-- Problem statement --
Transcribe the records below exactly as they appear.

-- The records --
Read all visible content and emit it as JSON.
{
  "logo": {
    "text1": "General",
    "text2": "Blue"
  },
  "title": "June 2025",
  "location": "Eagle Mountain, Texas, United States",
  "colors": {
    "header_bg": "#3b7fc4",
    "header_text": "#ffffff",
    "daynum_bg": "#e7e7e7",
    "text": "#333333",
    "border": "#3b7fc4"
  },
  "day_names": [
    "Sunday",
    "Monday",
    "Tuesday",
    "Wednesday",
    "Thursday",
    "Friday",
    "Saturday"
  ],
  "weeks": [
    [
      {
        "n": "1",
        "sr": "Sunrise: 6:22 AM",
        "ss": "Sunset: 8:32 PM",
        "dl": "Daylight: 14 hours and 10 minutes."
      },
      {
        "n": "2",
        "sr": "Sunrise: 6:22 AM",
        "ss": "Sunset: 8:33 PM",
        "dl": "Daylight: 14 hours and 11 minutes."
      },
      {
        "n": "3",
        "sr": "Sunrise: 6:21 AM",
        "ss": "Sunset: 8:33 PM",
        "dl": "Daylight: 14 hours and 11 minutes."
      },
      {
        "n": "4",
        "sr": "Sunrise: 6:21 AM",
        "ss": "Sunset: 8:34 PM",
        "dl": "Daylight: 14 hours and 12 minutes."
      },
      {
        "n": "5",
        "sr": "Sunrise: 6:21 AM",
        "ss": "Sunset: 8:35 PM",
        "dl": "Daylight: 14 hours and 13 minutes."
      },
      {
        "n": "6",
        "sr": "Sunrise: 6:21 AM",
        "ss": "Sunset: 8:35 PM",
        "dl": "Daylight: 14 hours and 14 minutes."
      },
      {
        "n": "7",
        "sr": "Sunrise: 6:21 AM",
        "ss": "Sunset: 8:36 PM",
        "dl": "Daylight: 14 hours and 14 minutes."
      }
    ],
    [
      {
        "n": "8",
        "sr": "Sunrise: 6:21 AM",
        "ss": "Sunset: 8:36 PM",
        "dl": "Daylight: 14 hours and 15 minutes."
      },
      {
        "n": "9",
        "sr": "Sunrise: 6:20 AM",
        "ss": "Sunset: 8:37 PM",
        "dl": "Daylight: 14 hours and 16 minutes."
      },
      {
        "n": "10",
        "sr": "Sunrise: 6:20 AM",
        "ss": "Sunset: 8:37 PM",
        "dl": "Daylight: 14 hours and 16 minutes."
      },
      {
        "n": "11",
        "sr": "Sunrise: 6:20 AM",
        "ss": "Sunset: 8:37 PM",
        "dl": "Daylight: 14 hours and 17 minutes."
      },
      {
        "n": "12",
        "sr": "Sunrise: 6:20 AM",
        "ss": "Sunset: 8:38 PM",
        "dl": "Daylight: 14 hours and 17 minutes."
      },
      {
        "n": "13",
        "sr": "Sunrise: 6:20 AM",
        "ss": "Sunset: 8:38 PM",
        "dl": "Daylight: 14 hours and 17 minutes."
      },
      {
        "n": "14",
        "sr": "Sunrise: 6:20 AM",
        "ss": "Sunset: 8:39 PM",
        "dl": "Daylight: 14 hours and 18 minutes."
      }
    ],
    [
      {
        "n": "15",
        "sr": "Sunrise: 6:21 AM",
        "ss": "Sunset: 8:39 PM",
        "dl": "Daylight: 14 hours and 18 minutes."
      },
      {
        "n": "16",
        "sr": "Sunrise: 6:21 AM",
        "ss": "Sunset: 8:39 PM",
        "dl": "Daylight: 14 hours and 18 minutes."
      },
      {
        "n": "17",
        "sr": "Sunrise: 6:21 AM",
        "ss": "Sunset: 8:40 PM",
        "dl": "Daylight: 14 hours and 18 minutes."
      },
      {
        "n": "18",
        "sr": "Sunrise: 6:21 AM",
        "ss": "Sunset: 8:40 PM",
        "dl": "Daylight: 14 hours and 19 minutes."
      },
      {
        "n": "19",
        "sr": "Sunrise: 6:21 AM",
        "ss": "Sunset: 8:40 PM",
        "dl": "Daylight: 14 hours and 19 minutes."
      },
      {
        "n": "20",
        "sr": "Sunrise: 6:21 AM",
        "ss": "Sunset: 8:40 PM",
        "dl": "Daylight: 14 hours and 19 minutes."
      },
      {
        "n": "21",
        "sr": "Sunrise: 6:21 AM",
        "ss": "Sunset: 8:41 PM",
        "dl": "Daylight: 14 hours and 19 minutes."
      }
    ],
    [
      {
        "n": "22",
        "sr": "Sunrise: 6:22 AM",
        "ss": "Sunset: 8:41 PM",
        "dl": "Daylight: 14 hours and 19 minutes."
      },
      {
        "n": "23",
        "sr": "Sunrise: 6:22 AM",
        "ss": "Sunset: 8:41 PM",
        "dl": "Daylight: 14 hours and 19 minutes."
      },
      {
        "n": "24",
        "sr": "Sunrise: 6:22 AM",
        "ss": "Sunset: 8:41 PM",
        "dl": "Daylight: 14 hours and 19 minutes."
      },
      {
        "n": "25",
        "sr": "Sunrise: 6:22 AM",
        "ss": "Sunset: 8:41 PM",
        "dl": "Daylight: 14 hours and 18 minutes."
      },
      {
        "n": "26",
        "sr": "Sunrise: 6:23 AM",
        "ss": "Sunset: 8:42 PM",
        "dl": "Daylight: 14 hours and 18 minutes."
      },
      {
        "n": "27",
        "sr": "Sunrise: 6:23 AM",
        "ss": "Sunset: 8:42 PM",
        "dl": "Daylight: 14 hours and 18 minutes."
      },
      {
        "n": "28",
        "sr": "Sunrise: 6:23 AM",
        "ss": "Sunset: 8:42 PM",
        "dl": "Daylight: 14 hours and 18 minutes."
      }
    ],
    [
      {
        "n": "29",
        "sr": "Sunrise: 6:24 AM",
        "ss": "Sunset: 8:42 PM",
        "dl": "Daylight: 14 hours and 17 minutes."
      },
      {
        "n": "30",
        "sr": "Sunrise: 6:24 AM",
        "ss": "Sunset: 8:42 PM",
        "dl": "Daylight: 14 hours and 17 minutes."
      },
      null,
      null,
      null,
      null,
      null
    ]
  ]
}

-- Answer to the problem --
Read all visible content and emit it as JSON.
{
  "logo": {
    "text1": "General",
    "text2": "Blue"
  },
  "title": "June 2025",
  "location": "Eagle Mountain, Texas, United States",
  "colors": {
    "header_bg": "#3b7fc4",
    "header_text": "#ffffff",
    "daynum_bg": "#e7e7e7",
    "text": "#333333",
    "border": "#3b7fc4"
  },
  "day_names": [
    "Sunday",
    "Monday",
    "Tuesday",
    "Wednesday",
    "Thursday",
    "Friday",
    "Saturday"
  ],
  "weeks": [
    [
      {
        "n": "1",
        "sr": "Sunrise: 6:22 AM",
        "ss": "Sunset: 8:32 PM",
        "dl": "Daylight: 14 hours and 10 minutes."
      },
      {
        "n": "2",
        "sr": "Sunrise: 6:22 AM",
        "ss": "Sunset: 8:33 PM",
        "dl": "Daylight: 14 hours and 11 minutes."
      },
      {
        "n": "3",
        "sr": "Sunrise: 6:21 AM",
        "ss": "Sunset: 8:33 PM",
        "dl": "Daylight: 14 hours and 11 minutes."
      },
      {
        "n": "4",
        "sr": "Sunrise: 6:21 AM",
        "ss": "Sunset: 8:34 PM",
        "dl": "Daylight: 14 hours and 12 minutes."
      },
      {
        "n": "5",
        "sr": "Sunrise: 6:21 AM",
        "ss": "Sunset: 8:35 PM",
        "dl": "Daylight: 14 hours and 13 minutes."
      },
      {
        "n": "6",
        "sr": "Sunrise: 6:21 AM",
        "ss": "Sunset: 8:35 PM",
        "dl": "Daylight: 14 hours and 14 minutes."
      },
      {
        "n": "7",
        "sr": "Sunrise: 6:21 AM",
        "ss": "Sunset: 8:36 PM",
        "dl": "Daylight: 14 hours and 14 minutes."
      }
    ],
    [
      {
        "n": "8",
        "sr": "Sunrise: 6:21 AM",
        "ss": "Sunset: 8:36 PM",
        "dl": "Daylight: 14 hours and 15 minutes."
      },
      {
        "n": "9",
        "sr": "Sunrise: 6:20 AM",
        "ss": "Sunset: 8:37 PM",
        "dl": "Daylight: 14 hours and 16 minutes."
      },
      {
        "n": "10",
        "sr": "Sunrise: 6:20 AM",
        "ss": "Sunset: 8:37 PM",
        "dl": "Daylight: 14 hours and 16 minutes."
      },
      {
        "n": "11",
        "sr": "Sunrise: 6:20 AM",
        "ss": "Sunset: 8:37 PM",
        "dl": "Daylight: 14 hours and 17 minutes."
      },
      {
        "n": "12",
        "sr": "Sunrise: 6:20 AM",
        "ss": "Sunset: 8:38 PM",
        "dl": "Daylight: 14 hours and 17 minutes."
      },
      {
        "n": "13",
        "sr": "Sunrise: 6:20 AM",
        "ss": "Sunset: 8:38 PM",
        "dl": "Daylight: 14 hours and 17 minutes."
      },
      {
        "n": "14",
        "sr": "Sunrise: 6:20 AM",
        "ss": "Sunset: 8:39 PM",
        "dl": "Daylight: 14 hours and 18 minutes."
      }
    ],
    [
      {
        "n": "15",
        "sr": "Sunrise: 6:21 AM",
        "ss": "Sunset: 8:39 PM",
        "dl": "Daylight: 14 hours and 18 minutes."
      },
      {
        "n": "16",
        "sr": "Sunrise: 6:21 AM",
        "ss": "Sunset: 8:39 PM",
        "dl": "Daylight: 14 hours and 18 minutes."
      },
      {
        "n": "17",
        "sr": "Sunrise: 6:21 AM",
        "ss": "Sunset: 8:40 PM",
        "dl": "Daylight: 14 hours and 18 minutes."
      },
      {
        "n": "18",
        "sr": "Sunrise: 6:21 AM",
        "ss": "Sunset: 8:40 PM",
        "dl": "Daylight: 14 hours and 19 minutes."
      },
      {
        "n": "19",
        "sr": "Sunrise: 6:21 AM",
        "ss": "Sunset: 8:40 PM",
        "dl": "Daylight: 14 hours and 19 minutes."
      },
      {
        "n": "20",
        "sr": "Sunrise: 6:21 AM",
        "ss": "Sunset: 8:40 PM",
        "dl": "Daylight: 14 hours and 19 minutes."
      },
      {
        "n": "21",
        "sr": "Sunrise: 6:21 AM",
        "ss": "Sunset: 8:41 PM",
        "dl": "Daylight: 14 hours and 19 minutes."
      }
    ],
    [
      {
        "n": "22",
        "sr": "Sunrise: 6:22 AM",
        "ss": "Sunset: 8:41 PM",
        "dl": "Daylight: 14 hours and 19 minutes."
      },
      {
        "n": "23",
        "sr": "Sunrise: 6:22 AM",
        "ss": "Sunset: 8:41 PM",
        "dl": "Daylight: 14 hours and 19 minutes."
      },
      {
        "n": "24",
        "sr": "Sunrise: 6:22 AM",
        "ss": "Sunset: 8:41 PM",
        "dl": "Daylight: 14 hours and 19 minutes."
      },
      {
        "n": "25",
        "sr": "Sunrise: 6:22 AM",
        "ss": "Sunset: 8:41 PM",
        "dl": "Daylight: 14 hours and 18 minutes."
      },
      {
        "n": "26",
        "sr": "Sunrise: 6:23 AM",
        "ss": "Sunset: 8:42 PM",
        "dl": "Daylight: 14 hours and 18 minutes."
      },
      {
        "n": "27",
        "sr": "Sunrise: 6:23 AM",
        "ss": "Sunset: 8:42 PM",
        "dl": "Daylight: 14 hours and 18 minutes."
      },
      {
        "n": "28",
        "sr": "Sunrise: 6:23 AM",
        "ss": "Sunset: 8:42 PM",
        "dl": "Daylight: 14 hours and 18 minutes."
      }
    ],
    [
      {
        "n": "29",
        "sr": "Sunrise: 6:24 AM",
        "ss": "Sunset: 8:42 PM",
        "dl": "Daylight: 14 hours and 17 minutes."
      },
      {
        "n": "30",
        "sr": "Sunrise: 6:24 AM",
        "ss": "Sunset: 8:42 PM",
        "dl": "Daylight: 14 hours and 17 minutes."
      },
      null,
      null,
      null,
      null,
      null
    ]
  ]
}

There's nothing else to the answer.